Exclude the pictures and return every line exactly as written.

+++

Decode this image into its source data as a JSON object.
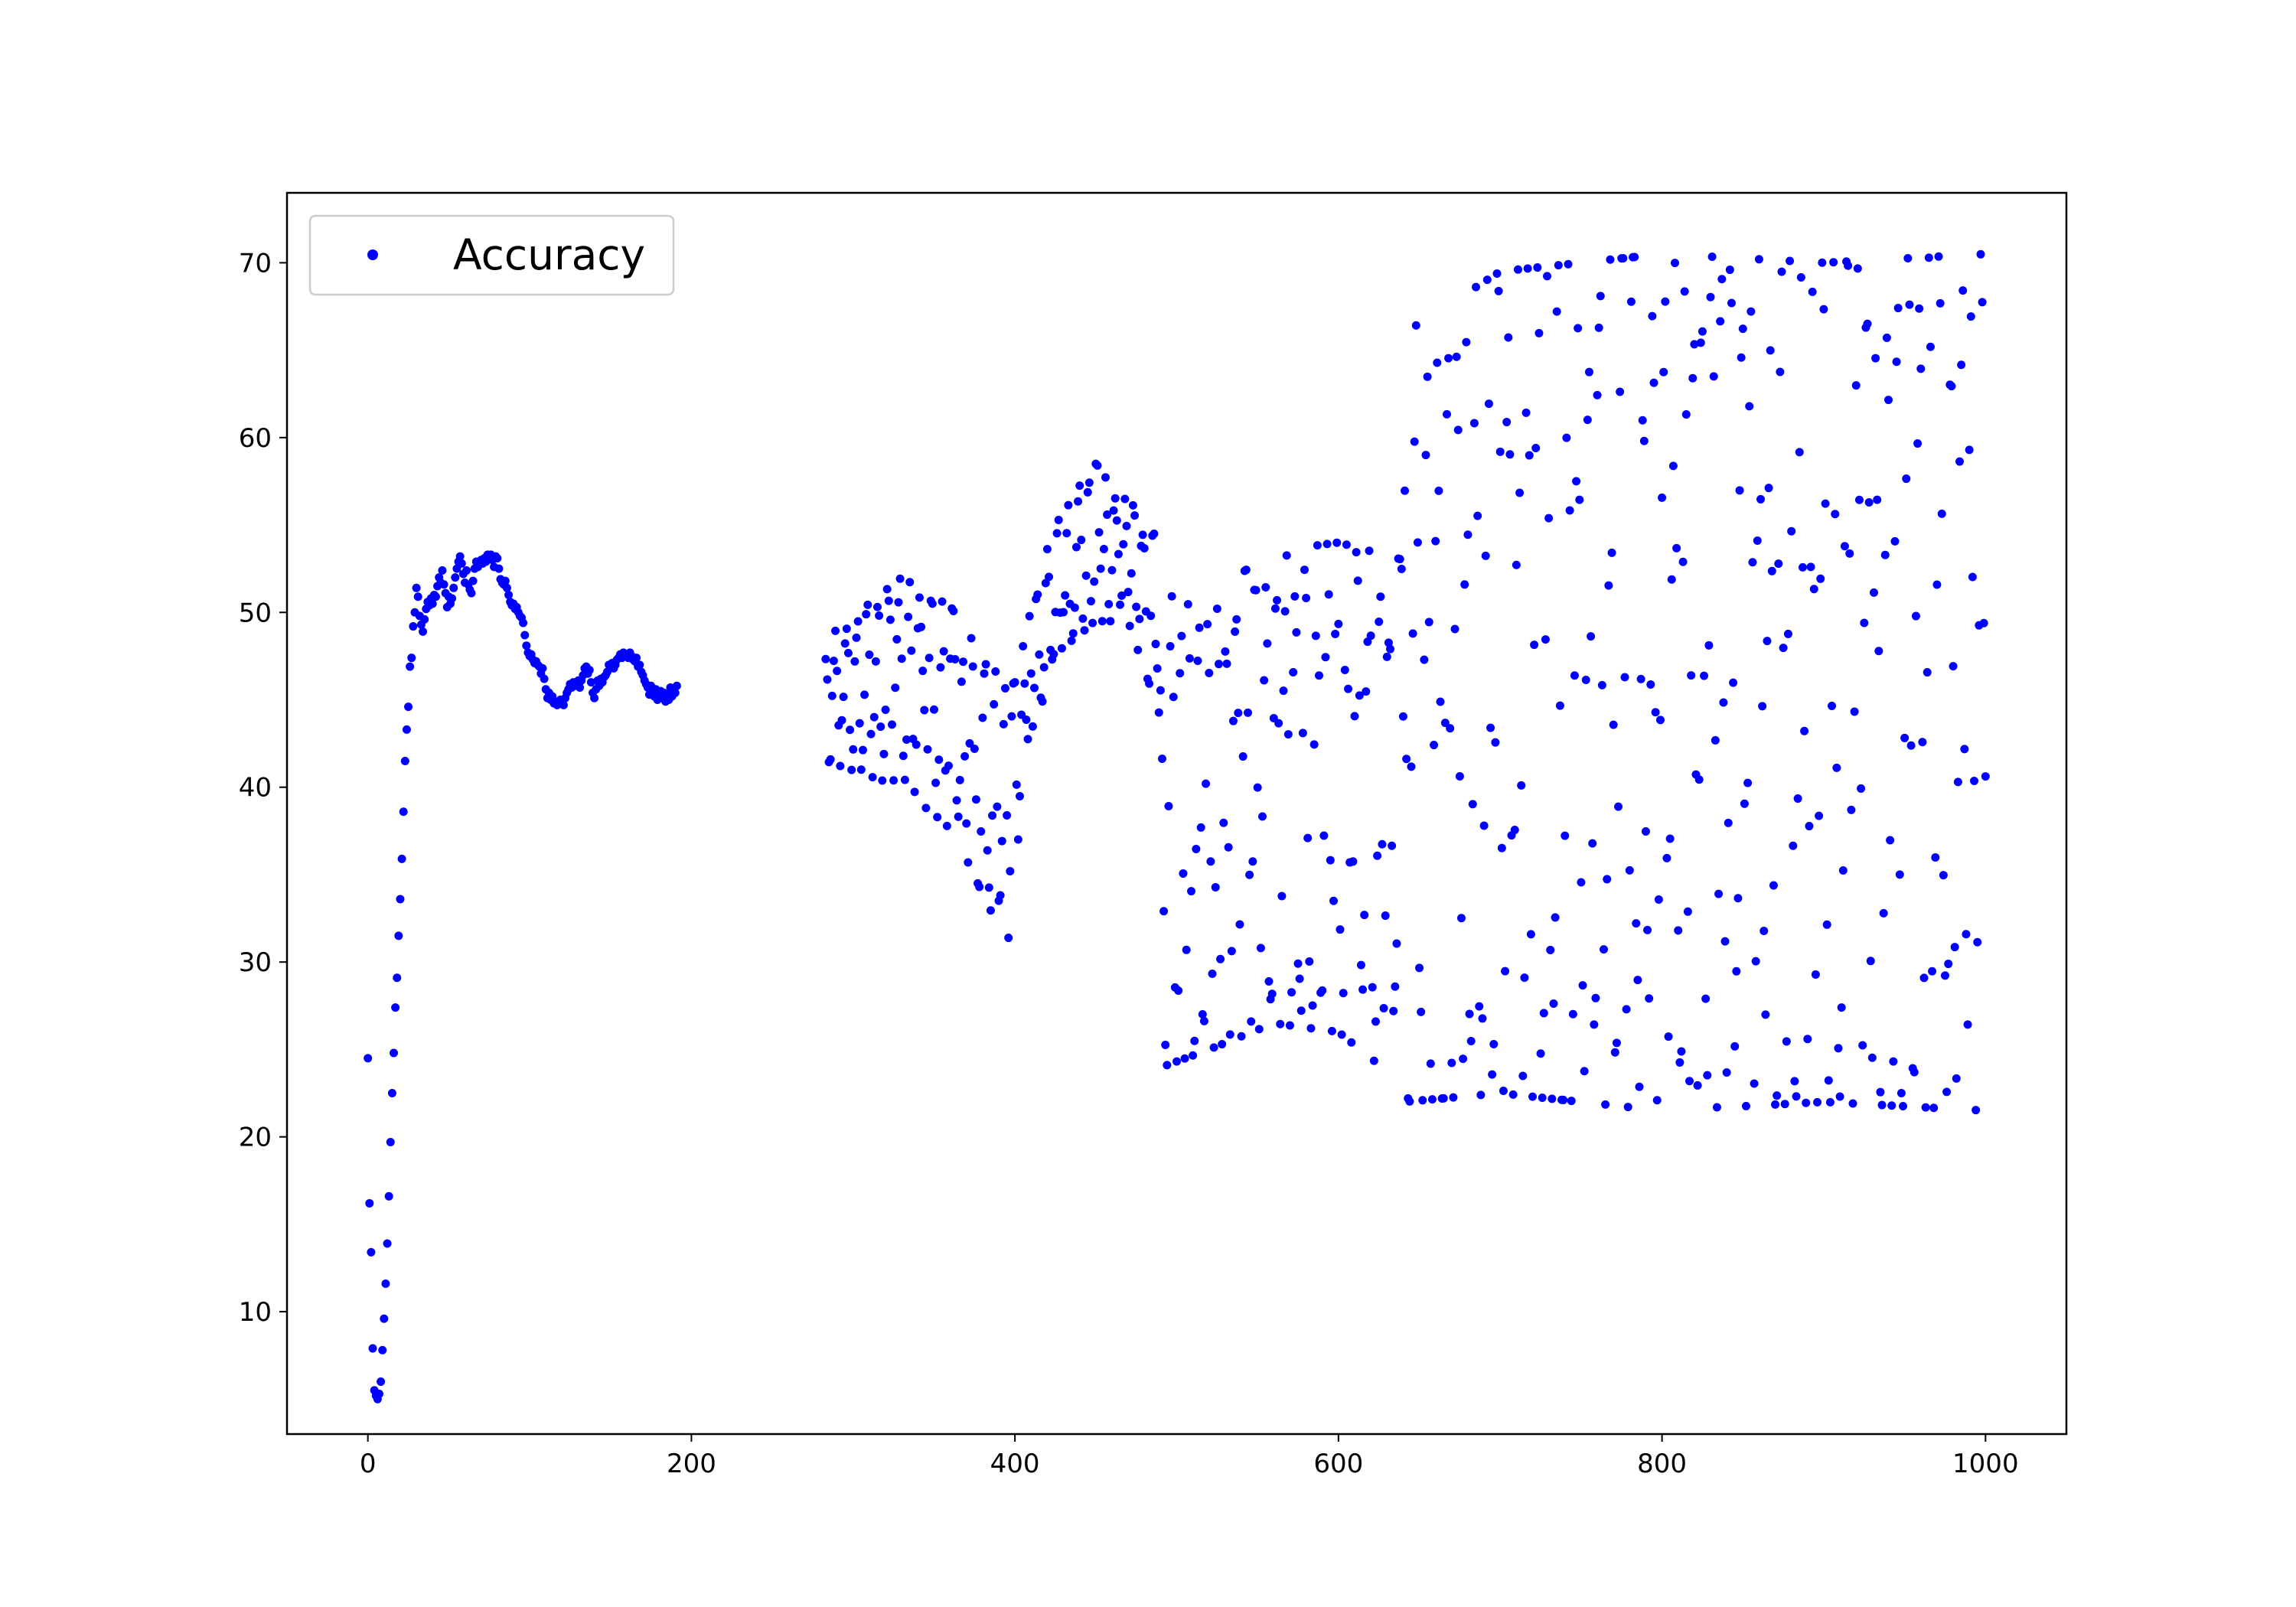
{
  "chart_data": {
    "type": "scatter",
    "title": "",
    "xlabel": "",
    "ylabel": "",
    "xlim": [
      -50,
      1050
    ],
    "ylim": [
      3,
      74
    ],
    "x_ticks": [
      0,
      200,
      400,
      600,
      800,
      1000
    ],
    "y_ticks": [
      10,
      20,
      30,
      40,
      50,
      60,
      70
    ],
    "grid": false,
    "legend_position": "upper-left",
    "series": [
      {
        "name": "Accuracy",
        "color": "#0000ff",
        "marker": "dot",
        "segments": [
          {
            "kind": "explicit",
            "x_start": 0,
            "points_y": [
              24.5,
              16.2,
              13.4,
              7.9,
              5.5,
              5.2,
              5.0,
              5.3,
              6.0,
              7.8,
              9.6,
              11.6,
              13.9,
              16.6,
              19.7,
              22.5,
              24.8,
              27.4,
              29.1,
              31.5,
              33.6,
              35.9,
              38.6,
              41.5,
              43.3,
              44.6,
              46.9,
              47.4,
              49.2,
              50.0,
              51.4,
              50.9,
              49.8,
              49.3,
              48.9,
              49.6,
              50.2,
              50.6,
              50.4,
              50.8,
              50.5,
              51.0,
              50.9,
              51.5,
              52.0,
              51.7,
              52.4,
              51.6,
              51.1,
              50.3,
              50.9,
              50.5,
              50.8,
              51.4,
              52.0,
              52.5,
              52.9,
              53.2,
              52.8,
              52.2,
              51.7,
              52.4,
              51.6,
              51.3,
              51.1,
              51.8,
              52.5,
              52.9,
              52.6,
              52.9,
              53.0,
              52.8,
              53.1,
              52.9,
              53.3,
              53.1,
              53.3,
              53.0,
              52.6,
              53.2,
              53.1,
              52.5,
              51.9,
              51.7,
              51.6,
              51.8,
              51.4,
              51.0,
              50.6,
              50.4,
              50.5,
              50.2,
              50.3,
              50.0,
              49.8,
              49.7,
              49.4,
              48.7,
              48.1,
              47.7,
              47.5,
              47.6,
              47.3,
              47.1,
              47.2,
              47.0,
              46.9,
              46.5,
              46.8,
              46.2,
              45.6,
              45.1,
              45.4,
              45.0,
              45.2,
              44.8,
              44.9,
              44.7,
              44.8,
              45.0,
              44.9,
              44.7,
              45.1,
              45.4,
              45.6,
              45.9,
              45.7,
              46.0,
              45.8,
              45.9,
              46.1,
              45.7,
              46.1,
              46.4,
              46.8,
              46.9,
              46.5,
              46.7,
              46.0,
              45.4,
              45.1,
              45.6,
              46.1,
              45.8,
              46.2,
              46.0,
              46.3,
              46.4,
              46.6,
              47.0,
              46.9,
              47.1,
              46.8,
              47.0,
              47.3,
              47.4,
              47.6,
              47.4,
              47.7,
              47.5,
              47.6,
              47.4,
              47.7,
              47.5,
              47.3,
              47.2,
              47.4,
              46.9,
              47.0,
              46.6,
              46.4,
              46.1,
              45.9,
              45.7,
              45.3,
              45.8,
              45.5,
              45.2,
              45.6,
              45.0,
              45.2,
              45.5,
              45.1,
              45.4,
              44.9,
              45.3,
              45.0,
              45.7,
              45.2,
              45.6,
              45.4,
              45.8
            ]
          },
          {
            "kind": "band",
            "x_start": 283,
            "x_end": 408,
            "center": [
              [
                283,
                45
              ],
              [
                330,
                46
              ],
              [
                360,
                44
              ],
              [
                385,
                40
              ],
              [
                395,
                38
              ],
              [
                408,
                46
              ]
            ],
            "amplitude": [
              [
                283,
                3.5
              ],
              [
                330,
                6.0
              ],
              [
                370,
                6.5
              ],
              [
                395,
                7.5
              ],
              [
                408,
                4.0
              ]
            ],
            "seed": 11
          },
          {
            "kind": "band",
            "x_start": 409,
            "x_end": 490,
            "center": [
              [
                409,
                47
              ],
              [
                430,
                52
              ],
              [
                450,
                54
              ],
              [
                470,
                53
              ],
              [
                490,
                49
              ]
            ],
            "amplitude": [
              [
                409,
                4.0
              ],
              [
                430,
                4.0
              ],
              [
                450,
                4.5
              ],
              [
                470,
                3.5
              ],
              [
                490,
                5.0
              ]
            ],
            "seed": 23
          },
          {
            "kind": "band",
            "x_start": 491,
            "x_end": 640,
            "center": [
              [
                491,
                38
              ],
              [
                520,
                38
              ],
              [
                560,
                40
              ],
              [
                600,
                40
              ],
              [
                640,
                38
              ]
            ],
            "amplitude": [
              [
                491,
                14.0
              ],
              [
                520,
                13.0
              ],
              [
                560,
                13.5
              ],
              [
                600,
                14.0
              ],
              [
                640,
                15.0
              ]
            ],
            "seed": 37
          },
          {
            "kind": "band",
            "x_start": 641,
            "x_end": 1000,
            "center": [
              [
                641,
                44
              ],
              [
                700,
                46
              ],
              [
                800,
                46
              ],
              [
                900,
                46
              ],
              [
                1000,
                46
              ]
            ],
            "amplitude": [
              [
                641,
                22.0
              ],
              [
                700,
                23.5
              ],
              [
                800,
                24.5
              ],
              [
                900,
                24.0
              ],
              [
                1000,
                24.5
              ]
            ],
            "seed": 53
          }
        ]
      }
    ]
  }
}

+++

Finished task
Decode this image into its source data as a JSON object.
{
  "chart_data": {
    "type": "scatter",
    "title": "",
    "xlabel": "",
    "ylabel": "",
    "xlim": [
      -50,
      1050
    ],
    "ylim": [
      3,
      74
    ],
    "x_ticks": [
      0,
      200,
      400,
      600,
      800,
      1000
    ],
    "y_ticks": [
      10,
      20,
      30,
      40,
      50,
      60,
      70
    ],
    "grid": false,
    "legend_position": "upper-left",
    "series": [
      {
        "name": "Accuracy",
        "color": "#0000ff",
        "marker": "dot",
        "segments": [
          {
            "kind": "explicit",
            "x_start": 0,
            "points_y": [
              24.5,
              16.2,
              13.4,
              7.9,
              5.5,
              5.2,
              5.0,
              5.3,
              6.0,
              7.8,
              9.6,
              11.6,
              13.9,
              16.6,
              19.7,
              22.5,
              24.8,
              27.4,
              29.1,
              31.5,
              33.6,
              35.9,
              38.6,
              41.5,
              43.3,
              44.6,
              46.9,
              47.4,
              49.2,
              50.0,
              51.4,
              50.9,
              49.8,
              49.3,
              48.9,
              49.6,
              50.2,
              50.6,
              50.4,
              50.8,
              50.5,
              51.0,
              50.9,
              51.5,
              52.0,
              51.7,
              52.4,
              51.6,
              51.1,
              50.3,
              50.9,
              50.5,
              50.8,
              51.4,
              52.0,
              52.5,
              52.9,
              53.2,
              52.8,
              52.2,
              51.7,
              52.4,
              51.6,
              51.3,
              51.1,
              51.8,
              52.5,
              52.9,
              52.6,
              52.9,
              53.0,
              52.8,
              53.1,
              52.9,
              53.3,
              53.1,
              53.3,
              53.0,
              52.6,
              53.2,
              53.1,
              52.5,
              51.9,
              51.7,
              51.6,
              51.8,
              51.4,
              51.0,
              50.6,
              50.4,
              50.5,
              50.2,
              50.3,
              50.0,
              49.8,
              49.7,
              49.4,
              48.7,
              48.1,
              47.7,
              47.5,
              47.6,
              47.3,
              47.1,
              47.2,
              47.0,
              46.9,
              46.5,
              46.8,
              46.2,
              45.6,
              45.1,
              45.4,
              45.0,
              45.2,
              44.8,
              44.9,
              44.7,
              44.8,
              45.0,
              44.9,
              44.7,
              45.1,
              45.4,
              45.6,
              45.9,
              45.7,
              46.0,
              45.8,
              45.9,
              46.1,
              45.7,
              46.1,
              46.4,
              46.8,
              46.9,
              46.5,
              46.7,
              46.0,
              45.4,
              45.1,
              45.6,
              46.1,
              45.8,
              46.2,
              46.0,
              46.3,
              46.4,
              46.6,
              47.0,
              46.9,
              47.1,
              46.8,
              47.0,
              47.3,
              47.4,
              47.6,
              47.4,
              47.7,
              47.5,
              47.6,
              47.4,
              47.7,
              47.5,
              47.3,
              47.2,
              47.4,
              46.9,
              47.0,
              46.6,
              46.4,
              46.1,
              45.9,
              45.7,
              45.3,
              45.8,
              45.5,
              45.2,
              45.6,
              45.0,
              45.2,
              45.5,
              45.1,
              45.4,
              44.9,
              45.3,
              45.0,
              45.7,
              45.2,
              45.6,
              45.4,
              45.8
            ]
          },
          {
            "kind": "band",
            "x_start": 283,
            "x_end": 408,
            "center": [
              [
                283,
                45
              ],
              [
                330,
                46
              ],
              [
                360,
                44
              ],
              [
                385,
                40
              ],
              [
                395,
                38
              ],
              [
                408,
                46
              ]
            ],
            "amplitude": [
              [
                283,
                3.5
              ],
              [
                330,
                6.0
              ],
              [
                370,
                6.5
              ],
              [
                395,
                7.5
              ],
              [
                408,
                4.0
              ]
            ],
            "seed": 11
          },
          {
            "kind": "band",
            "x_start": 409,
            "x_end": 490,
            "center": [
              [
                409,
                47
              ],
              [
                430,
                52
              ],
              [
                450,
                54
              ],
              [
                470,
                53
              ],
              [
                490,
                49
              ]
            ],
            "amplitude": [
              [
                409,
                4.0
              ],
              [
                430,
                4.0
              ],
              [
                450,
                4.5
              ],
              [
                470,
                3.5
              ],
              [
                490,
                5.0
              ]
            ],
            "seed": 23
          },
          {
            "kind": "band",
            "x_start": 491,
            "x_end": 640,
            "center": [
              [
                491,
                38
              ],
              [
                520,
                38
              ],
              [
                560,
                40
              ],
              [
                600,
                40
              ],
              [
                640,
                38
              ]
            ],
            "amplitude": [
              [
                491,
                14.0
              ],
              [
                520,
                13.0
              ],
              [
                560,
                13.5
              ],
              [
                600,
                14.0
              ],
              [
                640,
                15.0
              ]
            ],
            "seed": 37
          },
          {
            "kind": "band",
            "x_start": 641,
            "x_end": 1000,
            "center": [
              [
                641,
                44
              ],
              [
                700,
                46
              ],
              [
                800,
                46
              ],
              [
                900,
                46
              ],
              [
                1000,
                46
              ]
            ],
            "amplitude": [
              [
                641,
                22.0
              ],
              [
                700,
                23.5
              ],
              [
                800,
                24.5
              ],
              [
                900,
                24.0
              ],
              [
                1000,
                24.5
              ]
            ],
            "seed": 53
          }
        ]
      }
    ]
  }
}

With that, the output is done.